ACTIVITIES:
1. In the memoir about the writer's father, which animals were the mother's favorites?
2. Pick up the memoir about the writer's father where it stops and continue it.

EXCERPT PROVIDED:

--

As I said…the success of others, especially friends and family, seemed to Daddy the same as his own.

Yet his generosity and empathy extended beyond just people.  Daddy was a cat magnet.  We used to joke that if he sat down and there was a cat within 50 feet, pretty soon, that cat would be on his lap.  He liked dogs, to be sure, but dogs (and horses) were my mother’s favorites.  Daddy liked cats, and they liked him.  Dogs are forgiving.  They’ll stay with even an abusive owner; but cats leave.  They don’t put up with crap.  Daddy?  Even semi-feral cats trusted him.

Daddy and his "napping partner," Licorice
So while he was raised in a time when animals were tools and food more than family members, and he certainly went hunting from a young age to help put food on the table, I think he, more than my mother, had a soft spot for animals.  I remember in the ‘70s, he decided we were going to raise rabbits for food, and bought a pair of does.  Well, it didn’t take long for yours truly to make pets not only of the does, but of the first litter of babies.  All of them had to go to homes where they’d be pets, not dinner.  And while I’d made the pronouncement, it didn’t take much to convince my father.  Shooting a wild squirrel for the stew pot (especially when hungry) was one thing; killing the rabbits one fed regularly and took care of was another.  So our venture in home-grown meat failed miserably (to, I’m sure, the rabbits’ collective relief).  Yet it wasn’t just due to my agitating.  I don’t think Daddy could have killed a one of them, even if I hadn’t protested.  They had names, after all.

He wasn’t a saint.  None of us are.  The cliche applies: we're a mix of vices and virtues, like shadows against the backlight of the sun.  Age softened some of his, while exacerbating others due to a failing filter.  Among other things he did well, Daddy was a champion worrier.  He worried about anything you can imagine (and then some).  Perhaps that owed to growing up in such an unstable era as the Depression when it seemed anything could happen, but for instance, he would remind me constantly to hold onto handrails while going up and down stairs.  It seems trivial, but he genuinely angsted over me falling at home and hurting myself when nobody might find me for days.  So I (mostly) hold onto rails, because I hear his voice in my head, telling me to.

The irony, of course, is that he was in much more danger of falling, yet he didn't tend to worry about himself.  Before he moved up to be near my brother, I tried to get him to buy one of those Life Alert systems.  I even employed the ultimate weapon: his grandson (Ian), to beg.  He refused.  He’d be fine, because he’s of that generation when all a man should need was himself, a gun, a good job, and a driver's license.  And oh, boy, getting him to relinquish that driver's license as he went increasingly blind from macular degeneration was quite the battle, one my poor brother largely had to face when Daddy moved north to Kentucky in his last years.  Daddy never did let go of the worrying, though.

--

MATERIAL SHOWN:
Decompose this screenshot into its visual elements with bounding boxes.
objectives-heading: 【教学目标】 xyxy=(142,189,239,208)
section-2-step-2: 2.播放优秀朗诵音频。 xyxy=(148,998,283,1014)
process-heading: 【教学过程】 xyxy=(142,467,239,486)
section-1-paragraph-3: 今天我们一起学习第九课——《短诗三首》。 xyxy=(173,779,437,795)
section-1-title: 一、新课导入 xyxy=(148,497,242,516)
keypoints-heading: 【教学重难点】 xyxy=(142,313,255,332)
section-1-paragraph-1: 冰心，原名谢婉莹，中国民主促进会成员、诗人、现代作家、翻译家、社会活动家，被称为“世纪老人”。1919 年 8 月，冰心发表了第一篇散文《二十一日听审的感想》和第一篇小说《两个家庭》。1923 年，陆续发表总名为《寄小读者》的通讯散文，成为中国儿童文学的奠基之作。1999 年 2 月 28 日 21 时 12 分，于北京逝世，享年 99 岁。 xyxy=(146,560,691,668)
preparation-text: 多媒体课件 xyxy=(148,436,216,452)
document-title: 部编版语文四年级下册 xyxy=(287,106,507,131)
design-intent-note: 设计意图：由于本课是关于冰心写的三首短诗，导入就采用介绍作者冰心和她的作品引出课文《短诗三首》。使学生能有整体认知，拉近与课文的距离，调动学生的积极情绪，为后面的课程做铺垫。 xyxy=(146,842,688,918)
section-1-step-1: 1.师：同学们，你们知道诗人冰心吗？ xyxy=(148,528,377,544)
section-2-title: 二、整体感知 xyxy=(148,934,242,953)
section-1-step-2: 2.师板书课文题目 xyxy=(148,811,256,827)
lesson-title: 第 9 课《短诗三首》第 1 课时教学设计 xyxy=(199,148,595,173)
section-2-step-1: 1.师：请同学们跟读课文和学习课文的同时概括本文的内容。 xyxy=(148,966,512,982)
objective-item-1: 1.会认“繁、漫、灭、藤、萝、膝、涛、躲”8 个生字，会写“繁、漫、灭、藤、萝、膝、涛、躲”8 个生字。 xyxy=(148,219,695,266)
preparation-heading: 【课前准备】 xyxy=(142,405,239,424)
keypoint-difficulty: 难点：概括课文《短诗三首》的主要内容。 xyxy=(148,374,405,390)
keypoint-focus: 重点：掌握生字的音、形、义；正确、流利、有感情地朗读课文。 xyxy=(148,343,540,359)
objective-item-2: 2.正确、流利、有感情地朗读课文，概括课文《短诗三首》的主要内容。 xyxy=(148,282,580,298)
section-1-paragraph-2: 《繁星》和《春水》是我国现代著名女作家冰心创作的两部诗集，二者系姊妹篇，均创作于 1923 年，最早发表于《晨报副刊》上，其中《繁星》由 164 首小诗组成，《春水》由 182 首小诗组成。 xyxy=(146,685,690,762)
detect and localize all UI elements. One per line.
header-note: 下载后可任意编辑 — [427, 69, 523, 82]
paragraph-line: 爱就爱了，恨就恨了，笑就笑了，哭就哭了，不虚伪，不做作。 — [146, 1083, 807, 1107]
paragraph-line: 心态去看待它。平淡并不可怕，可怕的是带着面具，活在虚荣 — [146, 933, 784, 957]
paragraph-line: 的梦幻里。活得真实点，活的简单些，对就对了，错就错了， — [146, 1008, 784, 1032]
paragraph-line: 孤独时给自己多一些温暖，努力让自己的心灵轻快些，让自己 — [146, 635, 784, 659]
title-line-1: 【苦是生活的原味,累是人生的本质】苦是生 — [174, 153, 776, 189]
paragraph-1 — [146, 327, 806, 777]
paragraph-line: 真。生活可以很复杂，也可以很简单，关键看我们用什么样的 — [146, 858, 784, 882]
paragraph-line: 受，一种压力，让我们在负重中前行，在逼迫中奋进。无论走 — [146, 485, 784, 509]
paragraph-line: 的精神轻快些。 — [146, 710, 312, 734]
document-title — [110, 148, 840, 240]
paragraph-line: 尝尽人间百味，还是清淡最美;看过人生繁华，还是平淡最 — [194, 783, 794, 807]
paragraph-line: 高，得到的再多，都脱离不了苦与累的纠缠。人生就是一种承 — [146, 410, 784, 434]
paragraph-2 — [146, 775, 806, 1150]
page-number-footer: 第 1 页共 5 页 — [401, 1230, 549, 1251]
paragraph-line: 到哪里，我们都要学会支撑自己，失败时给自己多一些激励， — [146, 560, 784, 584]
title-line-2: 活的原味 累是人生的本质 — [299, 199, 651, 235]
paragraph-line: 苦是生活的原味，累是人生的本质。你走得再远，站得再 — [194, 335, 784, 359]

--

ANSWERS PER TASK:
1. Dogs and horses were the mother's favorites.

2.
He could be impatient, and critical, too, sometimes overly so.  I never wanted to sing in front of him because he, like many of his siblings, had an excellent ear and I was, well, usually a little flat.  He could hear it, and would say so.  But the one he was most critical of was himself, if he failed to live up to his (very high) standards of what he thought he ought to do.  Some of that, I lay at the feet of his own father, at least as my mother told it to me.  Yet in contrast, as noted earlier, he was often delighted by the success of others.  As a child and young woman I wanted to succeed not because I feared his critique (except about my singing), but because I basked in his happiness when I did well.  He could be downright embarrassing in his bragging.  If failure, especially his, was not an option, he didn't feel the need to build himself up by tearing down others.  He was happy to share the spotlight, or even to applaud from the sidelines--and mean it.  Again, maybe that owed to being one of 13, but I think it went deeper, back to his fundamental worldview: “You and me,” not, “Me or you.”  He was quietly ambitious, but not especially competitive.  Except at cards.  Then all bets were off (sometimes literally).

Daddy with Mama, Christmas, c. 1990
One of his most outstanding virtues was his loyalty.  For instance, he fell in love with my mother and stayed married to her for 51 years, then never remarried.  While it might have been nice for him to remarry, I don't think it was in him; it would have felt like "replacing" her, and to his mind, she had no replacement.

After her death in 1997, I recall going through old pictures of her with him, one from just after the war, which showed them out with friends.  Keep in mind that my mother, from childhood until after the birth of my brother, was…pudgy.  While on the shorter side, my father was never heavy in his youth.  In fact, he got quite buff during WWII: broad-chested and slim-waisted.  But as we looked at that picture of my mother next to her friends, he pointed to her with tears in his eyes, and said, "She was the most beautiful of them all." Yup, the "pudgy" girl.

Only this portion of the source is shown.